§ WORK REQUEST:
The entries below are to be retyped exactly. Preserve every word.

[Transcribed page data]
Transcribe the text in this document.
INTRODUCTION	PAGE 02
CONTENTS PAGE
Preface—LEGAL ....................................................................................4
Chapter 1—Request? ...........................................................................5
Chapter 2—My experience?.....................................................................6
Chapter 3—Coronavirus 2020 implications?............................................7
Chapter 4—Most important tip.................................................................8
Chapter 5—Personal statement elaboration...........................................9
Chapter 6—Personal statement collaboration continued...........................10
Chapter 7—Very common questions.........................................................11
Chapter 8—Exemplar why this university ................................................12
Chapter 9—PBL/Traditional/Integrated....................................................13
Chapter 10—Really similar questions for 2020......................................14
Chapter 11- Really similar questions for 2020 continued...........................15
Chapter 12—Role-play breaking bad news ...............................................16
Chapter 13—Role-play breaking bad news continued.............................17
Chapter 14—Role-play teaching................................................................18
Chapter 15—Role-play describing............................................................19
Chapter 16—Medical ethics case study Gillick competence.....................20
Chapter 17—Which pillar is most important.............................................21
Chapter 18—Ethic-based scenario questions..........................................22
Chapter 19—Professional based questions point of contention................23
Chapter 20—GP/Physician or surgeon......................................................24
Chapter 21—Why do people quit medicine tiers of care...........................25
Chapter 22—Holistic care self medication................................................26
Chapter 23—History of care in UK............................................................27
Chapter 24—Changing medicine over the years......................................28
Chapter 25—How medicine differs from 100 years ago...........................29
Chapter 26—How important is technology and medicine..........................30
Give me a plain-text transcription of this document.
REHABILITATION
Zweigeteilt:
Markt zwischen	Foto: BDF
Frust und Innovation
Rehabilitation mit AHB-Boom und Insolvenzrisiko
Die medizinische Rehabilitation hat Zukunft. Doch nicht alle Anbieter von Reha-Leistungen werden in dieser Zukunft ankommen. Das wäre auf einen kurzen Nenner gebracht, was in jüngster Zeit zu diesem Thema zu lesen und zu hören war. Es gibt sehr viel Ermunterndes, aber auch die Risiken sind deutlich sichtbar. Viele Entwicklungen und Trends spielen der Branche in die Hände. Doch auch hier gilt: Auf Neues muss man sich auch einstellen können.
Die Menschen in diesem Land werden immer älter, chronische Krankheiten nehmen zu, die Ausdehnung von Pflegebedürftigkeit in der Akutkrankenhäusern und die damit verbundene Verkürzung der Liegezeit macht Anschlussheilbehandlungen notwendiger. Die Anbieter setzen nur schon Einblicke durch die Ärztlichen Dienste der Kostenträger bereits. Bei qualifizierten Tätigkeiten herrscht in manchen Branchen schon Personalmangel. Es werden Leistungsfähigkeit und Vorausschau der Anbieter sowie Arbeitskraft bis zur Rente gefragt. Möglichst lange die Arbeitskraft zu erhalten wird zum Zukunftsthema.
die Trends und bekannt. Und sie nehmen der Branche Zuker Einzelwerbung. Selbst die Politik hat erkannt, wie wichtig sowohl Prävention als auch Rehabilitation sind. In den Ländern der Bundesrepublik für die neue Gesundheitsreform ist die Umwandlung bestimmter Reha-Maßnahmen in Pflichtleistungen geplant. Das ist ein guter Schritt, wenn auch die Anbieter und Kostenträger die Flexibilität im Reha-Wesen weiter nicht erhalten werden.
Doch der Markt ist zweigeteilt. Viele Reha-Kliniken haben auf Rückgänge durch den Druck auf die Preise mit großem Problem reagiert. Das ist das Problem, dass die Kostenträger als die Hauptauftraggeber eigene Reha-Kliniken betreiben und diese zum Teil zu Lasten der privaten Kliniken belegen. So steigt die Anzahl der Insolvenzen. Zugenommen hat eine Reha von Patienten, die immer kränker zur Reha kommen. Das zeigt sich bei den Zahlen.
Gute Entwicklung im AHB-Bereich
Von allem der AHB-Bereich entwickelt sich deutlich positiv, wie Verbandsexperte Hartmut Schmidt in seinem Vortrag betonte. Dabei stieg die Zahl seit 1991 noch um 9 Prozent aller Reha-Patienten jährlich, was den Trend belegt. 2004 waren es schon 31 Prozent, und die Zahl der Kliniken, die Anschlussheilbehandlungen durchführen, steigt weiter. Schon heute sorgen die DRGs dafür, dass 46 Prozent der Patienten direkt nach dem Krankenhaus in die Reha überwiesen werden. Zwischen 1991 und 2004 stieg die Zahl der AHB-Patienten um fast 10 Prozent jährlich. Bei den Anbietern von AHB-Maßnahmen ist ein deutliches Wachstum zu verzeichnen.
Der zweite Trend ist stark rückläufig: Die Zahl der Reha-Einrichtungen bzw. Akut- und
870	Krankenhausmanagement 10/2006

§ SOLUTION FOR THIS EXERCISE:
Transcribe the text in this document.
INTRODUCTION	PAGE 02
CONTENTS PAGE
Preface—LEGAL ....................................................................................4
Chapter 1—Request? ...........................................................................5
Chapter 2—My experience?.....................................................................6
Chapter 3—Coronavirus 2020 implications?............................................7
Chapter 4—Most important tip.................................................................8
Chapter 5—Personal statement elaboration...........................................9
Chapter 6—Personal statement collaboration continued...........................10
Chapter 7—Very common questions.........................................................11
Chapter 8—Exemplar why this university ................................................12
Chapter 9—PBL/Traditional/Integrated....................................................13
Chapter 10—Really similar questions for 2020......................................14
Chapter 11- Really similar questions for 2020 continued...........................15
Chapter 12—Role-play breaking bad news ...............................................16
Chapter 13—Role-play breaking bad news continued.............................17
Chapter 14—Role-play teaching................................................................18
Chapter 15—Role-play describing............................................................19
Chapter 16—Medical ethics case study Gillick competence.....................20
Chapter 17—Which pillar is most important.............................................21
Chapter 18—Ethic-based scenario questions..........................................22
Chapter 19—Professional based questions point of contention................23
Chapter 20—GP/Physician or surgeon......................................................24
Chapter 21—Why do people quit medicine tiers of care...........................25
Chapter 22—Holistic care self medication................................................26
Chapter 23—History of care in UK............................................................27
Chapter 24—Changing medicine over the years......................................28
Chapter 25—How medicine differs from 100 years ago...........................29
Chapter 26—How important is technology and medicine..........................30
Give me a plain-text transcription of this document.
REHABILITATION
Zweigeteilt:
Markt zwischen	Foto: BDF
Frust und Innovation
Rehabilitation mit AHB-Boom und Insolvenzrisiko
Die medizinische Rehabilitation hat Zukunft. Doch nicht alle Anbieter von Reha-Leistungen werden in dieser Zukunft ankommen. Das wäre auf einen kurzen Nenner gebracht, was in jüngster Zeit zu diesem Thema zu lesen und zu hören war. Es gibt sehr viel Ermunterndes, aber auch die Risiken sind deutlich sichtbar. Viele Entwicklungen und Trends spielen der Branche in die Hände. Doch auch hier gilt: Auf Neues muss man sich auch einstellen können.
Die Menschen in diesem Land werden immer älter, chronische Krankheiten nehmen zu, die Ausdehnung von Pflegebedürftigkeit in der Akutkrankenhäusern und die damit verbundene Verkürzung der Liegezeit macht Anschlussheilbehandlungen notwendiger. Die Anbieter setzen nur schon Einblicke durch die Ärztlichen Dienste der Kostenträger bereits. Bei qualifizierten Tätigkeiten herrscht in manchen Branchen schon Personalmangel. Es werden Leistungsfähigkeit und Vorausschau der Anbieter sowie Arbeitskraft bis zur Rente gefragt. Möglichst lange die Arbeitskraft zu erhalten wird zum Zukunftsthema.
die Trends und bekannt. Und sie nehmen der Branche Zuker Einzelwerbung. Selbst die Politik hat erkannt, wie wichtig sowohl Prävention als auch Rehabilitation sind. In den Ländern der Bundesrepublik für die neue Gesundheitsreform ist die Umwandlung bestimmter Reha-Maßnahmen in Pflichtleistungen geplant. Das ist ein guter Schritt, wenn auch die Anbieter und Kostenträger die Flexibilität im Reha-Wesen weiter nicht erhalten werden.
Doch der Markt ist zweigeteilt. Viele Reha-Kliniken haben auf Rückgänge durch den Druck auf die Preise mit großem Problem reagiert. Das ist das Problem, dass die Kostenträger als die Hauptauftraggeber eigene Reha-Kliniken betreiben und diese zum Teil zu Lasten der privaten Kliniken belegen. So steigt die Anzahl der Insolvenzen. Zugenommen hat eine Reha von Patienten, die immer kränker zur Reha kommen. Das zeigt sich bei den Zahlen.
Gute Entwicklung im AHB-Bereich
Von allem der AHB-Bereich entwickelt sich deutlich positiv, wie Verbandsexperte Hartmut Schmidt in seinem Vortrag betonte. Dabei stieg die Zahl seit 1991 noch um 9 Prozent aller Reha-Patienten jährlich, was den Trend belegt. 2004 waren es schon 31 Prozent, und die Zahl der Kliniken, die Anschlussheilbehandlungen durchführen, steigt weiter. Schon heute sorgen die DRGs dafür, dass 46 Prozent der Patienten direkt nach dem Krankenhaus in die Reha überwiesen werden. Zwischen 1991 und 2004 stieg die Zahl der AHB-Patienten um fast 10 Prozent jährlich. Bei den Anbietern von AHB-Maßnahmen ist ein deutliches Wachstum zu verzeichnen.
Der zweite Trend ist stark rückläufig: Die Zahl der Reha-Einrichtungen bzw. Akut- und
870	Krankenhausmanagement 10/2006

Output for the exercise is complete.